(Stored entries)
--- start ---

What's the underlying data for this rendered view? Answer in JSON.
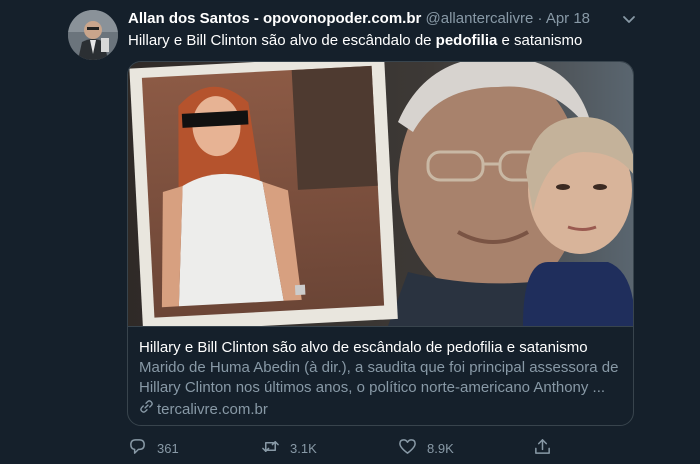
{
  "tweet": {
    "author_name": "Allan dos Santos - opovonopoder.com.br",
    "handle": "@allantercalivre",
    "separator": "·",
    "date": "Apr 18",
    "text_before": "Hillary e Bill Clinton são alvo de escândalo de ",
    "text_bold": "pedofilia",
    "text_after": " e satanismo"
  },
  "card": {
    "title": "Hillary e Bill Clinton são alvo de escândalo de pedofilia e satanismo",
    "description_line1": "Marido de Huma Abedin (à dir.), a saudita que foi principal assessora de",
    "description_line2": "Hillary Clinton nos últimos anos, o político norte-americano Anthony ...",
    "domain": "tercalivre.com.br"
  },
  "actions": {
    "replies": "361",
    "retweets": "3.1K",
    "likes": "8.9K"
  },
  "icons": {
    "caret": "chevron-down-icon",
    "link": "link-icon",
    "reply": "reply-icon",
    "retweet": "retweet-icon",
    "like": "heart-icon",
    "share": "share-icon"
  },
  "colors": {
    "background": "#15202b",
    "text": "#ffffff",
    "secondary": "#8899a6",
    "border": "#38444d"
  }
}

--- end ---
--- start ---

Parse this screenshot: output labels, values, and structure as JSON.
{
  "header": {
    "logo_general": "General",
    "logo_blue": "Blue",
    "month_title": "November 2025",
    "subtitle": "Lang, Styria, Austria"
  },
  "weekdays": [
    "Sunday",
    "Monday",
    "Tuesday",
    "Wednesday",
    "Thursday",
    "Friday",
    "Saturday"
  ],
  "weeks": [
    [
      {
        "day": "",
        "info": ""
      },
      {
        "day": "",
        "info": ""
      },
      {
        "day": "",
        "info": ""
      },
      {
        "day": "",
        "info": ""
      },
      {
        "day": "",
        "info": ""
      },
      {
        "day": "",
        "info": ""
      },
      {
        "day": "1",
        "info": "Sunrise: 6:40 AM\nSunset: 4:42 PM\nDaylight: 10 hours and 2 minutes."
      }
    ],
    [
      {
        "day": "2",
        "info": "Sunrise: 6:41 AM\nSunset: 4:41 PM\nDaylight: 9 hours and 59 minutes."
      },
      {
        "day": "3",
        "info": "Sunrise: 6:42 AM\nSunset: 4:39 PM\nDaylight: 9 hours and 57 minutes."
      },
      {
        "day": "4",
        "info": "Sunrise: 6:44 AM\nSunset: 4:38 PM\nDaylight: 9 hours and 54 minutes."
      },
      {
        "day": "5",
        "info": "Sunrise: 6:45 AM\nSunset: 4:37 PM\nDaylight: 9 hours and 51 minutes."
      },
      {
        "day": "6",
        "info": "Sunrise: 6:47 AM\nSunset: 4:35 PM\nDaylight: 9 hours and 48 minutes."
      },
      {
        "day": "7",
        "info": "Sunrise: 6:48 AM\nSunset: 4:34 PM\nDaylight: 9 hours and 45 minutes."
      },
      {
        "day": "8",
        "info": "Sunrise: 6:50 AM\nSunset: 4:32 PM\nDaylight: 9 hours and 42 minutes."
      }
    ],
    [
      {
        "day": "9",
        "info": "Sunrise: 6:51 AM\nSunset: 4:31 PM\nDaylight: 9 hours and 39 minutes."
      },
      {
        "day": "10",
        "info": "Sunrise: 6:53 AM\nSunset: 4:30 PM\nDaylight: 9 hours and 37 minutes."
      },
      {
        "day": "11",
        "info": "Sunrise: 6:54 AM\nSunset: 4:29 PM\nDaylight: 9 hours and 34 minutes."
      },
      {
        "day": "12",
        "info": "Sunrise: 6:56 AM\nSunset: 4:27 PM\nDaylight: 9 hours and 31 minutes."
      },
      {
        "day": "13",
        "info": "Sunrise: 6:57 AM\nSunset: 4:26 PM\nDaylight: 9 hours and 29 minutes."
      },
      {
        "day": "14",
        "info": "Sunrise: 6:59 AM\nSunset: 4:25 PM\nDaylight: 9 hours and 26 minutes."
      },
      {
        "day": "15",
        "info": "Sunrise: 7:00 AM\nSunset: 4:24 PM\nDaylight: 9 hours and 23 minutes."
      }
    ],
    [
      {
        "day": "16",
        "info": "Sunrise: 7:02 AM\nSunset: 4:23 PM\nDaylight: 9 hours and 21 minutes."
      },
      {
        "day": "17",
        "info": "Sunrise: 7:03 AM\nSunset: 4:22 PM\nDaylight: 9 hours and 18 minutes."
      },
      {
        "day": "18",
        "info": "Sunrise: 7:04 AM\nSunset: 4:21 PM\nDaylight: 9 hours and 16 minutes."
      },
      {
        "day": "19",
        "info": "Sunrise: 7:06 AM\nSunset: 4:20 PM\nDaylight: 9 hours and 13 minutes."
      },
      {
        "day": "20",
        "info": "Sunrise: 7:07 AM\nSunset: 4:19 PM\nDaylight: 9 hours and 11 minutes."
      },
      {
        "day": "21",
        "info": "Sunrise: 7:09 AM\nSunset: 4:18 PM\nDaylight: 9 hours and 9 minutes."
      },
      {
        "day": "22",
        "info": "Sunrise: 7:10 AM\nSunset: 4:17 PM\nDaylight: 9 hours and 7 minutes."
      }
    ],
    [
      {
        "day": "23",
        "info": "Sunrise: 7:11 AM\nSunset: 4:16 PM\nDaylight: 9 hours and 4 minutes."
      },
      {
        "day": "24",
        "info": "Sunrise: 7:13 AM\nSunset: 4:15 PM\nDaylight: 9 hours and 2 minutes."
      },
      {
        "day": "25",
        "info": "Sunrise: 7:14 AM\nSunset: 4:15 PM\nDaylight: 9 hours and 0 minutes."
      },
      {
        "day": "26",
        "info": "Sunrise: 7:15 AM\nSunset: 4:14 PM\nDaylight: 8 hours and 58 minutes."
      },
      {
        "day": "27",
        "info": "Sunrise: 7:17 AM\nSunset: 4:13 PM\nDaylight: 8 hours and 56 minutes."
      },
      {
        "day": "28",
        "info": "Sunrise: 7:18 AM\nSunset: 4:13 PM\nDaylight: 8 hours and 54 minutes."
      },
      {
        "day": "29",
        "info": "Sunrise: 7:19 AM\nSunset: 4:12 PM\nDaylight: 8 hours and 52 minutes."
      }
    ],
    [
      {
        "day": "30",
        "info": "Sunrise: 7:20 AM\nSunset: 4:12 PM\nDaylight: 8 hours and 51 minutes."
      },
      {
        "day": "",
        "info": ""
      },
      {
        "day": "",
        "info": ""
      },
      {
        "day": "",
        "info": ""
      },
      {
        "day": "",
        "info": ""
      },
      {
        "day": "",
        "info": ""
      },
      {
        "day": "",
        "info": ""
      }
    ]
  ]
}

--- end ---

▸ Goal:
Which lines hold the word "satanismo"? Copy all of them.

▸ Output of the exercise:
    "text_after": " e satanismo"
    "title": "Hillary e Bill Clinton são alvo de escândalo de pedofilia e satanismo",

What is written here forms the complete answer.